Task directions: Every record here should be printed again exactly.

Material shown:

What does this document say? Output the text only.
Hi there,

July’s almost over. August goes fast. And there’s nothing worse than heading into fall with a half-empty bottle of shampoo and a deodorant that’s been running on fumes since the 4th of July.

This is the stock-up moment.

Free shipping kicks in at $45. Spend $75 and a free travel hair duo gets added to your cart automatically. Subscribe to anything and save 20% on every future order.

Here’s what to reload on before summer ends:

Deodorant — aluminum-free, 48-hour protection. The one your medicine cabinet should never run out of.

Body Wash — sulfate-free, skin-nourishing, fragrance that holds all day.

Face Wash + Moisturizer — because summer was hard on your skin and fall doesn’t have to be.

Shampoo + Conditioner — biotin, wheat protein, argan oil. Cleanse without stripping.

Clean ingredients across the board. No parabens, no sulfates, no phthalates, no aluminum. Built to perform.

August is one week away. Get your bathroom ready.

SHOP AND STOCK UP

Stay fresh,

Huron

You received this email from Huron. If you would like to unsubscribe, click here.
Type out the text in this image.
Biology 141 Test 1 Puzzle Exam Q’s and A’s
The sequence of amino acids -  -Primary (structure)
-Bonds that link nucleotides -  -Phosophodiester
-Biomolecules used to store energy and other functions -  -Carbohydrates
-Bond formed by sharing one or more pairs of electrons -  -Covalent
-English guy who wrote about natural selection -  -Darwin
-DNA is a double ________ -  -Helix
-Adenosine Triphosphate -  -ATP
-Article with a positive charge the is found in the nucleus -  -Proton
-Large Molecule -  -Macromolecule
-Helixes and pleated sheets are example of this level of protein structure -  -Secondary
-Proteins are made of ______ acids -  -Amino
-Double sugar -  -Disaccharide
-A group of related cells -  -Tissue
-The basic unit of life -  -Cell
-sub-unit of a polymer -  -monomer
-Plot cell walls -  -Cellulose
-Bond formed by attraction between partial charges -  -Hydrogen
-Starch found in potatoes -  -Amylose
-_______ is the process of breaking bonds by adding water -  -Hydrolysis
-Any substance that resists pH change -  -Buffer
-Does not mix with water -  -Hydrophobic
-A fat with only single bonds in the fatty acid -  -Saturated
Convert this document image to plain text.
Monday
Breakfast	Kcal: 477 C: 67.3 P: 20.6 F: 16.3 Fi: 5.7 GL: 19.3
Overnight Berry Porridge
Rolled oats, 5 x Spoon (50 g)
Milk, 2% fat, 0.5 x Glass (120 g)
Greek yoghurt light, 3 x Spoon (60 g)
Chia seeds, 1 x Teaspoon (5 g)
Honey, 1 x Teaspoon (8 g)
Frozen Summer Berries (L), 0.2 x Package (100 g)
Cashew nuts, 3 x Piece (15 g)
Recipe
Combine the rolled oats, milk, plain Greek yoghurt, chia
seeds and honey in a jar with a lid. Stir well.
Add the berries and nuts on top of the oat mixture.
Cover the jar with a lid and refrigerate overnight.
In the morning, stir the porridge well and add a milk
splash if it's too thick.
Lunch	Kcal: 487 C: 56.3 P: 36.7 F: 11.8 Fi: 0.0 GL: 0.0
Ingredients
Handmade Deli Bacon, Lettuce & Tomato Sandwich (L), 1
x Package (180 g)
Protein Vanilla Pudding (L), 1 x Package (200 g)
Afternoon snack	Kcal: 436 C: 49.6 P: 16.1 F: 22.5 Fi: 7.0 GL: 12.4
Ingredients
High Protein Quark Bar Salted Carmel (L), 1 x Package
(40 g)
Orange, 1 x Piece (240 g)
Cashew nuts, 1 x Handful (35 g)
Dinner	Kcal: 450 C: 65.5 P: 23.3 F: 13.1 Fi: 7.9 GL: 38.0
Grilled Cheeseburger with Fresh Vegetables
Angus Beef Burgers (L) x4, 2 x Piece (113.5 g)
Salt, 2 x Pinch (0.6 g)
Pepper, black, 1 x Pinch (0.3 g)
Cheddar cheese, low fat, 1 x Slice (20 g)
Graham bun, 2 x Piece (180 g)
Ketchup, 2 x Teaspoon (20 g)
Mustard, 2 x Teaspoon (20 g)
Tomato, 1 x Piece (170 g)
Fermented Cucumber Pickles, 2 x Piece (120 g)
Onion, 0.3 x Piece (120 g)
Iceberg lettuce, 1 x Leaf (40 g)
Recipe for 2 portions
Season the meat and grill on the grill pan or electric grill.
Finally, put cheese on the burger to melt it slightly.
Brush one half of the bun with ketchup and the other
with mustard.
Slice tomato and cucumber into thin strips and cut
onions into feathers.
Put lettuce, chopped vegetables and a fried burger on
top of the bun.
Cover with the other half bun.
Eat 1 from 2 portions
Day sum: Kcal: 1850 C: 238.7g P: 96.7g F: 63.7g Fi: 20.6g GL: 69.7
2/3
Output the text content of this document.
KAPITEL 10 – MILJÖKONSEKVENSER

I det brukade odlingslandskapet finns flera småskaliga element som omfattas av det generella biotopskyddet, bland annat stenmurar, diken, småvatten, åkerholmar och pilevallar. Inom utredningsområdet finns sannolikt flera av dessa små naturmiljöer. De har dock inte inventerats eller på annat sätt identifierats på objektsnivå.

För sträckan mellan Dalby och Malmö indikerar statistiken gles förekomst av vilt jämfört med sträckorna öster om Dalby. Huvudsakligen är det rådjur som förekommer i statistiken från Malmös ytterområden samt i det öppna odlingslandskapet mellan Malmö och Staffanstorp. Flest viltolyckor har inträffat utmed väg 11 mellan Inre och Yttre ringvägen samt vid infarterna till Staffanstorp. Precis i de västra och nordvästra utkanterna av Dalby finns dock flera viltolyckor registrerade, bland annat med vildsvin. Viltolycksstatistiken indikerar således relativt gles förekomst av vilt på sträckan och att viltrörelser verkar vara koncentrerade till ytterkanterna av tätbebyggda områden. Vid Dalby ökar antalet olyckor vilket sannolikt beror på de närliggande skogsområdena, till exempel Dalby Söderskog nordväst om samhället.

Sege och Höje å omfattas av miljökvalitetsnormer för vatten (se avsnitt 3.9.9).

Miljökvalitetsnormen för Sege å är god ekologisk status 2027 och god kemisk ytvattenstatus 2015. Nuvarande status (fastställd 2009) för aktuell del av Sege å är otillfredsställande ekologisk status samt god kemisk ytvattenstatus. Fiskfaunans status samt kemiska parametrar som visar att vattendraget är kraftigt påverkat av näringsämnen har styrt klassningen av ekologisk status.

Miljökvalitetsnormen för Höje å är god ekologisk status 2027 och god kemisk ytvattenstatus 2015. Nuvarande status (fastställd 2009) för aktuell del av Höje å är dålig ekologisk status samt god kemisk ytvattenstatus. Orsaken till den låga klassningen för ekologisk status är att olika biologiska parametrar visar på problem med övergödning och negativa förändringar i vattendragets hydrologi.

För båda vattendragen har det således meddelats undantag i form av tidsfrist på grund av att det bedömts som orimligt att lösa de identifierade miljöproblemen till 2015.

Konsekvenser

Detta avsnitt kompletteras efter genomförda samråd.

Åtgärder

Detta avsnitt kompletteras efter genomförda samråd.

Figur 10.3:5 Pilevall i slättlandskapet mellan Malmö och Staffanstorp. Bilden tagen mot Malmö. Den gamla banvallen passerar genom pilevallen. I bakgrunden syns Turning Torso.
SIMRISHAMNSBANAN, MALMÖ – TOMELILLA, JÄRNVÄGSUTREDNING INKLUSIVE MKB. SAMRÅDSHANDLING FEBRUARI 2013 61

Solution for this problem:
What does this document say? Output the text only.
Hi there,

July’s almost over. August goes fast. And there’s nothing worse than heading into fall with a half-empty bottle of shampoo and a deodorant that’s been running on fumes since the 4th of July.

This is the stock-up moment.

Free shipping kicks in at $45. Spend $75 and a free travel hair duo gets added to your cart automatically. Subscribe to anything and save 20% on every future order.

Here’s what to reload on before summer ends:

Deodorant — aluminum-free, 48-hour protection. The one your medicine cabinet should never run out of.

Body Wash — sulfate-free, skin-nourishing, fragrance that holds all day.

Face Wash + Moisturizer — because summer was hard on your skin and fall doesn’t have to be.

Shampoo + Conditioner — biotin, wheat protein, argan oil. Cleanse without stripping.

Clean ingredients across the board. No parabens, no sulfates, no phthalates, no aluminum. Built to perform.

August is one week away. Get your bathroom ready.

SHOP AND STOCK UP

Stay fresh,

Huron

You received this email from Huron. If you would like to unsubscribe, click here.
Type out the text in this image.
Biology 141 Test 1 Puzzle Exam Q’s and A’s
The sequence of amino acids -  -Primary (structure)
-Bonds that link nucleotides -  -Phosophodiester
-Biomolecules used to store energy and other functions -  -Carbohydrates
-Bond formed by sharing one or more pairs of electrons -  -Covalent
-English guy who wrote about natural selection -  -Darwin
-DNA is a double ________ -  -Helix
-Adenosine Triphosphate -  -ATP
-Article with a positive charge the is found in the nucleus -  -Proton
-Large Molecule -  -Macromolecule
-Helixes and pleated sheets are example of this level of protein structure -  -Secondary
-Proteins are made of ______ acids -  -Amino
-Double sugar -  -Disaccharide
-A group of related cells -  -Tissue
-The basic unit of life -  -Cell
-sub-unit of a polymer -  -monomer
-Plot cell walls -  -Cellulose
-Bond formed by attraction between partial charges -  -Hydrogen
-Starch found in potatoes -  -Amylose
-_______ is the process of breaking bonds by adding water -  -Hydrolysis
-Any substance that resists pH change -  -Buffer
-Does not mix with water -  -Hydrophobic
-A fat with only single bonds in the fatty acid -  -Saturated
Convert this document image to plain text.
Monday
Breakfast	Kcal: 477 C: 67.3 P: 20.6 F: 16.3 Fi: 5.7 GL: 19.3
Overnight Berry Porridge
Rolled oats, 5 x Spoon (50 g)
Milk, 2% fat, 0.5 x Glass (120 g)
Greek yoghurt light, 3 x Spoon (60 g)
Chia seeds, 1 x Teaspoon (5 g)
Honey, 1 x Teaspoon (8 g)
Frozen Summer Berries (L), 0.2 x Package (100 g)
Cashew nuts, 3 x Piece (15 g)
Recipe
Combine the rolled oats, milk, plain Greek yoghurt, chia
seeds and honey in a jar with a lid. Stir well.
Add the berries and nuts on top of the oat mixture.
Cover the jar with a lid and refrigerate overnight.
In the morning, stir the porridge well and add a milk
splash if it's too thick.
Lunch	Kcal: 487 C: 56.3 P: 36.7 F: 11.8 Fi: 0.0 GL: 0.0
Ingredients
Handmade Deli Bacon, Lettuce & Tomato Sandwich (L), 1
x Package (180 g)
Protein Vanilla Pudding (L), 1 x Package (200 g)
Afternoon snack	Kcal: 436 C: 49.6 P: 16.1 F: 22.5 Fi: 7.0 GL: 12.4
Ingredients
High Protein Quark Bar Salted Carmel (L), 1 x Package
(40 g)
Orange, 1 x Piece (240 g)
Cashew nuts, 1 x Handful (35 g)
Dinner	Kcal: 450 C: 65.5 P: 23.3 F: 13.1 Fi: 7.9 GL: 38.0
Grilled Cheeseburger with Fresh Vegetables
Angus Beef Burgers (L) x4, 2 x Piece (113.5 g)
Salt, 2 x Pinch (0.6 g)
Pepper, black, 1 x Pinch (0.3 g)
Cheddar cheese, low fat, 1 x Slice (20 g)
Graham bun, 2 x Piece (180 g)
Ketchup, 2 x Teaspoon (20 g)
Mustard, 2 x Teaspoon (20 g)
Tomato, 1 x Piece (170 g)
Fermented Cucumber Pickles, 2 x Piece (120 g)
Onion, 0.3 x Piece (120 g)
Iceberg lettuce, 1 x Leaf (40 g)
Recipe for 2 portions
Season the meat and grill on the grill pan or electric grill.
Finally, put cheese on the burger to melt it slightly.
Brush one half of the bun with ketchup and the other
with mustard.
Slice tomato and cucumber into thin strips and cut
onions into feathers.
Put lettuce, chopped vegetables and a fried burger on
top of the bun.
Cover with the other half bun.
Eat 1 from 2 portions
Day sum: Kcal: 1850 C: 238.7g P: 96.7g F: 63.7g Fi: 20.6g GL: 69.7
2/3
Output the text content of this document.
KAPITEL 10 – MILJÖKONSEKVENSER

I det brukade odlingslandskapet finns flera småskaliga element som omfattas av det generella biotopskyddet, bland annat stenmurar, diken, småvatten, åkerholmar och pilevallar. Inom utredningsområdet finns sannolikt flera av dessa små naturmiljöer. De har dock inte inventerats eller på annat sätt identifierats på objektsnivå.

För sträckan mellan Dalby och Malmö indikerar statistiken gles förekomst av vilt jämfört med sträckorna öster om Dalby. Huvudsakligen är det rådjur som förekommer i statistiken från Malmös ytterområden samt i det öppna odlingslandskapet mellan Malmö och Staffanstorp. Flest viltolyckor har inträffat utmed väg 11 mellan Inre och Yttre ringvägen samt vid infarterna till Staffanstorp. Precis i de västra och nordvästra utkanterna av Dalby finns dock flera viltolyckor registrerade, bland annat med vildsvin. Viltolycksstatistiken indikerar således relativt gles förekomst av vilt på sträckan och att viltrörelser verkar vara koncentrerade till ytterkanterna av tätbebyggda områden. Vid Dalby ökar antalet olyckor vilket sannolikt beror på de närliggande skogsområdena, till exempel Dalby Söderskog nordväst om samhället.

Sege och Höje å omfattas av miljökvalitetsnormer för vatten (se avsnitt 3.9.9).

Miljökvalitetsnormen för Sege å är god ekologisk status 2027 och god kemisk ytvattenstatus 2015. Nuvarande status (fastställd 2009) för aktuell del av Sege å är otillfredsställande ekologisk status samt god kemisk ytvattenstatus. Fiskfaunans status samt kemiska parametrar som visar att vattendraget är kraftigt påverkat av näringsämnen har styrt klassningen av ekologisk status.

Miljökvalitetsnormen för Höje å är god ekologisk status 2027 och god kemisk ytvattenstatus 2015. Nuvarande status (fastställd 2009) för aktuell del av Höje å är dålig ekologisk status samt god kemisk ytvattenstatus. Orsaken till den låga klassningen för ekologisk status är att olika biologiska parametrar visar på problem med övergödning och negativa förändringar i vattendragets hydrologi.

För båda vattendragen har det således meddelats undantag i form av tidsfrist på grund av att det bedömts som orimligt att lösa de identifierade miljöproblemen till 2015.

Konsekvenser

Detta avsnitt kompletteras efter genomförda samråd.

Åtgärder

Detta avsnitt kompletteras efter genomförda samråd.

Figur 10.3:5 Pilevall i slättlandskapet mellan Malmö och Staffanstorp. Bilden tagen mot Malmö. Den gamla banvallen passerar genom pilevallen. I bakgrunden syns Turning Torso.
SIMRISHAMNSBANAN, MALMÖ – TOMELILLA, JÄRNVÄGSUTREDNING INKLUSIVE MKB. SAMRÅDSHANDLING FEBRUARI 2013 61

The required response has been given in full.